RECORDS TO PROCESS:

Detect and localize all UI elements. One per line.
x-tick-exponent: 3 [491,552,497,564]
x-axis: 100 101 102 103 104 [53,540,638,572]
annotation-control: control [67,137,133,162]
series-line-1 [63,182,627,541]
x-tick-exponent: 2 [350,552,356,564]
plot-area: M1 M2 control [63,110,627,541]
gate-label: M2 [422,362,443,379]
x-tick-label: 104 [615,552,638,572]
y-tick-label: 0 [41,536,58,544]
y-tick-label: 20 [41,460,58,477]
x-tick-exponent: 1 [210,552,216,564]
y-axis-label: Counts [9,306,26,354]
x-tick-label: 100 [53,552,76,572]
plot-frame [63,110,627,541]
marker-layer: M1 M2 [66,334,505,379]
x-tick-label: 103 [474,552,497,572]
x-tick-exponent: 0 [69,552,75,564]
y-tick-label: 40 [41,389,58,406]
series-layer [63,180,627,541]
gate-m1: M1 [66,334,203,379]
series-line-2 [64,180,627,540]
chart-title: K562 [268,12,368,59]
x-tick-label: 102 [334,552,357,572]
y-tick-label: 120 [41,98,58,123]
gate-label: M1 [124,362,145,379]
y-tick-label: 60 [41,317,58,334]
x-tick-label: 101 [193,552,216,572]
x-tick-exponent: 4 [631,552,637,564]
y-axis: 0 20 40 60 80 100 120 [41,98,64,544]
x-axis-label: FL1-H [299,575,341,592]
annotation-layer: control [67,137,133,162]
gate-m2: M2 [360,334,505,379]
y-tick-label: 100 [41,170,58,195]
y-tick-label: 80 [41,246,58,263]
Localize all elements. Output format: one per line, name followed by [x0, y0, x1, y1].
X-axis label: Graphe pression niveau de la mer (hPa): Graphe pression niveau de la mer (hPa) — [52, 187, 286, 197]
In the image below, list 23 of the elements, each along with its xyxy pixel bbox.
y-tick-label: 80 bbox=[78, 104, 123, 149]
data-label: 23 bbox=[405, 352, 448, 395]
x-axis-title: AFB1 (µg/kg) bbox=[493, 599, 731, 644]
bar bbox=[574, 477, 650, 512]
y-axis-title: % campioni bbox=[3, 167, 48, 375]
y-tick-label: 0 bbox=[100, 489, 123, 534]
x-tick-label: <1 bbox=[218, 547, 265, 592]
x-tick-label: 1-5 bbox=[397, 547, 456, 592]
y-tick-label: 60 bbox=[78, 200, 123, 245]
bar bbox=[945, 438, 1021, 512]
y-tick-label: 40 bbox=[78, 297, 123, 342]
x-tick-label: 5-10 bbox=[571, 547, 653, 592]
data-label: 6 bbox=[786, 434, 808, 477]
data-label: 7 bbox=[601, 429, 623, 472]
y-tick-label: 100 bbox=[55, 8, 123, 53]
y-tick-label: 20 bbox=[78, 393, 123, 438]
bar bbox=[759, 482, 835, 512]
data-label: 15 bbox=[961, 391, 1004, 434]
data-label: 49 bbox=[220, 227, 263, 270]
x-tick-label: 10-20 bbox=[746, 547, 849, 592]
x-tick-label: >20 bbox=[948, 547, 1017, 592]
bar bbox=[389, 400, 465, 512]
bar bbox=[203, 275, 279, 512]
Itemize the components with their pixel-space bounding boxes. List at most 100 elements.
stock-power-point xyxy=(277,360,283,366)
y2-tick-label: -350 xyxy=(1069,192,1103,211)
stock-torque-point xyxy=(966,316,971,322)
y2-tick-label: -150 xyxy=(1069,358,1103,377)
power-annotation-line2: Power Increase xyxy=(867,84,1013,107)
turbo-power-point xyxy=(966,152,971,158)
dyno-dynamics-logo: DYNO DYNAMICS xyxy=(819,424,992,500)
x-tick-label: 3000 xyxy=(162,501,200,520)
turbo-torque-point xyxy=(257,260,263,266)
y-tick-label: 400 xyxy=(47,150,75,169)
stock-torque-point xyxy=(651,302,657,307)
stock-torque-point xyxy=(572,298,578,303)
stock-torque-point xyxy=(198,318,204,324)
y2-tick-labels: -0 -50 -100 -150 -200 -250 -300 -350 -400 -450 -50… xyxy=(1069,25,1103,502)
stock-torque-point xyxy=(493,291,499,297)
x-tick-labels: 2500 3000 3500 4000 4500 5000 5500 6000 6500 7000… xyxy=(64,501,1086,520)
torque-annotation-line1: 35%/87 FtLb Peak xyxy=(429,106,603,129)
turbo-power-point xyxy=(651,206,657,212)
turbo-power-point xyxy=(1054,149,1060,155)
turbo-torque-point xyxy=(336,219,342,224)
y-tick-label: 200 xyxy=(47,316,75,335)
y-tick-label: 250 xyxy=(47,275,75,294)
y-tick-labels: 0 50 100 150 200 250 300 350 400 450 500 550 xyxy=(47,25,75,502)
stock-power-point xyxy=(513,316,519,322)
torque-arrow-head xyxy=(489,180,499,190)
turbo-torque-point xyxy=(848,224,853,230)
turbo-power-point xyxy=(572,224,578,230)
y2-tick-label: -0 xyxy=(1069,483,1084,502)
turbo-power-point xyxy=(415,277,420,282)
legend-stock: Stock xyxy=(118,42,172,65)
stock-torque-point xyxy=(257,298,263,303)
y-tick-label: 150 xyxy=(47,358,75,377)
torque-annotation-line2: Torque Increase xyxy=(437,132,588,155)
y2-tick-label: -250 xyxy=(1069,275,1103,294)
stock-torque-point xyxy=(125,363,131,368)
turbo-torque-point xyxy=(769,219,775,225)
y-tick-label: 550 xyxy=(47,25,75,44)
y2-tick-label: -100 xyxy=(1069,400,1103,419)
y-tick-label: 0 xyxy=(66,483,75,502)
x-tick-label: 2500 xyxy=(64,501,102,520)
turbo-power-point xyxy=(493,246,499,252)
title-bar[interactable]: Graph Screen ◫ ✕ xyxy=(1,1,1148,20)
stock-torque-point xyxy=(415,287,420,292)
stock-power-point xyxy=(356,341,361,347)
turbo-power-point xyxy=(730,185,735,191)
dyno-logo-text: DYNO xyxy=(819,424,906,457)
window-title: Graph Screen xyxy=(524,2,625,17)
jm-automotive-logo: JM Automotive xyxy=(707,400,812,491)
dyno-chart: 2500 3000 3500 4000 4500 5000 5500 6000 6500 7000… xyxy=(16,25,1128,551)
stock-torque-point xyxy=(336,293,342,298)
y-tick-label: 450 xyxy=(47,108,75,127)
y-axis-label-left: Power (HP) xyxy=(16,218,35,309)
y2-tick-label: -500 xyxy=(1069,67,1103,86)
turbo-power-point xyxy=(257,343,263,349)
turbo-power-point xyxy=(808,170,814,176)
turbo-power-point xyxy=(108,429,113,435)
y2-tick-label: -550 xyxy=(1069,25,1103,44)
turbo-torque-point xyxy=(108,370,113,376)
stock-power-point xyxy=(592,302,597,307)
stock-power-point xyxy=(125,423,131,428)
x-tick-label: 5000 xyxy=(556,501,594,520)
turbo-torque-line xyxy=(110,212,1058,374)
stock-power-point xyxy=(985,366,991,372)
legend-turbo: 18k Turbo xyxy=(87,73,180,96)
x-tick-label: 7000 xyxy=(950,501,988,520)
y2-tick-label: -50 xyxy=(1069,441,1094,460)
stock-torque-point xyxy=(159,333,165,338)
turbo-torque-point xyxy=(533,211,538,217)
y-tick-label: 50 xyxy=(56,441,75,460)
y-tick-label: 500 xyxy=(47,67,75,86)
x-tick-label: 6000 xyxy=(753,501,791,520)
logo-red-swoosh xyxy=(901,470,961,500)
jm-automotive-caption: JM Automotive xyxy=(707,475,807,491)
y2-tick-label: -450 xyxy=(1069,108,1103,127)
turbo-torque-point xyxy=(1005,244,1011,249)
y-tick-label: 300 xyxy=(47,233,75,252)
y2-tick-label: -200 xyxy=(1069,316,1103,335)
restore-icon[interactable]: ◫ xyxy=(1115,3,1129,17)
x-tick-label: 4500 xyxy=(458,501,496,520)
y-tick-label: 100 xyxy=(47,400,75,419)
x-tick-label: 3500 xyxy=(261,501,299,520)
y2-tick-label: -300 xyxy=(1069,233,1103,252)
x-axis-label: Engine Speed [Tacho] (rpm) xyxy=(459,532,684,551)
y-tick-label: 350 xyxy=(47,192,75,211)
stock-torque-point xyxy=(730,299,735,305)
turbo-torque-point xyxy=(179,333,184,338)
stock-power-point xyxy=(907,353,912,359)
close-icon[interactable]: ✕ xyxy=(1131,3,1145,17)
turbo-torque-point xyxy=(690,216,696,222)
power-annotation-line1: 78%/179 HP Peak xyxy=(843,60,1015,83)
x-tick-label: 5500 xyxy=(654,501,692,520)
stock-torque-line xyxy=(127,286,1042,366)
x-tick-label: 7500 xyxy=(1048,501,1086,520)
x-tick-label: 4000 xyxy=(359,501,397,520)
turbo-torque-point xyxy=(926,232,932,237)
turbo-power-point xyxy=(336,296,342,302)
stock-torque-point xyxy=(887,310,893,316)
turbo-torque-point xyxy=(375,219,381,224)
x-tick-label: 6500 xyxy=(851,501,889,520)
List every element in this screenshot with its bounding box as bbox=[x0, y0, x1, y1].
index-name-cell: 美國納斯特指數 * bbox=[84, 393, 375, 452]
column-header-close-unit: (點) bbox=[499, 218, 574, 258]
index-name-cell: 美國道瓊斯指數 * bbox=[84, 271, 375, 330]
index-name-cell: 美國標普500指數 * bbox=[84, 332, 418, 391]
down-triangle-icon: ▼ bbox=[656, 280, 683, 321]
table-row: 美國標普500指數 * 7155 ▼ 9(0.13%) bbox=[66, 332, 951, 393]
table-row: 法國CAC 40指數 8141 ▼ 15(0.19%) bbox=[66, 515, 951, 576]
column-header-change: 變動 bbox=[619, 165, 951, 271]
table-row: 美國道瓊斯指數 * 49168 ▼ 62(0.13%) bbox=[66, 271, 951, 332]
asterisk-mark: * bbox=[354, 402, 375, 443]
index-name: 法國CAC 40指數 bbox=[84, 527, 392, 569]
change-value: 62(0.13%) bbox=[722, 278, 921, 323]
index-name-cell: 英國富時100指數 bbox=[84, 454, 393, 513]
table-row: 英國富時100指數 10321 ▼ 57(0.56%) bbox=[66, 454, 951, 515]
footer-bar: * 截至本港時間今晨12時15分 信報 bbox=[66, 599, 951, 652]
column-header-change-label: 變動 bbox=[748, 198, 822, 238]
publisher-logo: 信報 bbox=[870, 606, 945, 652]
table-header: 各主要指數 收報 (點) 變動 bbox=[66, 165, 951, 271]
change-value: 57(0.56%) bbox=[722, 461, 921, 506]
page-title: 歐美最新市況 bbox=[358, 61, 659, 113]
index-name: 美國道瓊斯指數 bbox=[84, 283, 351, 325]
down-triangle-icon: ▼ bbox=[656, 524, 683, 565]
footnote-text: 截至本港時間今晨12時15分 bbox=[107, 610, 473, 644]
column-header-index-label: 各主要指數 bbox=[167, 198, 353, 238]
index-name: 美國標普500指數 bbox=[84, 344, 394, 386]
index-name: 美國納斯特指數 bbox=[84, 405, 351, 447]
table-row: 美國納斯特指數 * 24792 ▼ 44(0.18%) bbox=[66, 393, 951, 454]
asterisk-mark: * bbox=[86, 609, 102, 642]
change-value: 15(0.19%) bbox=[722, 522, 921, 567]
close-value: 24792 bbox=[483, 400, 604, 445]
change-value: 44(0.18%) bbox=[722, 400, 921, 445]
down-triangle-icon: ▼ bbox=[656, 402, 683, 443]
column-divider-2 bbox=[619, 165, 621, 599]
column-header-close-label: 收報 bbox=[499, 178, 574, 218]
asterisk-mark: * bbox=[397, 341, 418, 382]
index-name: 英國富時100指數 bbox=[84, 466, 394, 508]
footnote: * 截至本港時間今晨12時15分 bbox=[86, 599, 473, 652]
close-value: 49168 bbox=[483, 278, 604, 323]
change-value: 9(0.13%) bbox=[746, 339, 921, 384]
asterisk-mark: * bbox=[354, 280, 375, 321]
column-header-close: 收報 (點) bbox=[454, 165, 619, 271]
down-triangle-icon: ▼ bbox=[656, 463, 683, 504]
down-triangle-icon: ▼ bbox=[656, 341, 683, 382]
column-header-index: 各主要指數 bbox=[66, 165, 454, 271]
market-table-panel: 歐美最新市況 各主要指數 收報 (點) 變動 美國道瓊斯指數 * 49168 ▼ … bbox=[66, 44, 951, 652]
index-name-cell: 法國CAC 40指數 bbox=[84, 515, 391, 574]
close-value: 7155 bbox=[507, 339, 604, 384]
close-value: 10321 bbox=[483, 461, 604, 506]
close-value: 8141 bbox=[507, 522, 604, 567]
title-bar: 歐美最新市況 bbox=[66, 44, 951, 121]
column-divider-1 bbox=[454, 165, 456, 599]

EXERCISE DETAILS:
Can you update the rows from the first one up to and including the line with "marker-layer: M1 M2 [66,334,505,379]" by swapping "x-tick-exponent" for "x-tick-power" and leaving everything else as it is?

RESPONSE:
Detect and localize all UI elements. One per line.
x-tick-power: 3 [491,552,497,564]
x-axis: 100 101 102 103 104 [53,540,638,572]
annotation-control: control [67,137,133,162]
series-line-1 [63,182,627,541]
x-tick-power: 2 [350,552,356,564]
plot-area: M1 M2 control [63,110,627,541]
gate-label: M2 [422,362,443,379]
x-tick-label: 104 [615,552,638,572]
y-tick-label: 0 [41,536,58,544]
y-tick-label: 20 [41,460,58,477]
x-tick-power: 1 [210,552,216,564]
y-axis-label: Counts [9,306,26,354]
x-tick-label: 100 [53,552,76,572]
plot-frame [63,110,627,541]
marker-layer: M1 M2 [66,334,505,379]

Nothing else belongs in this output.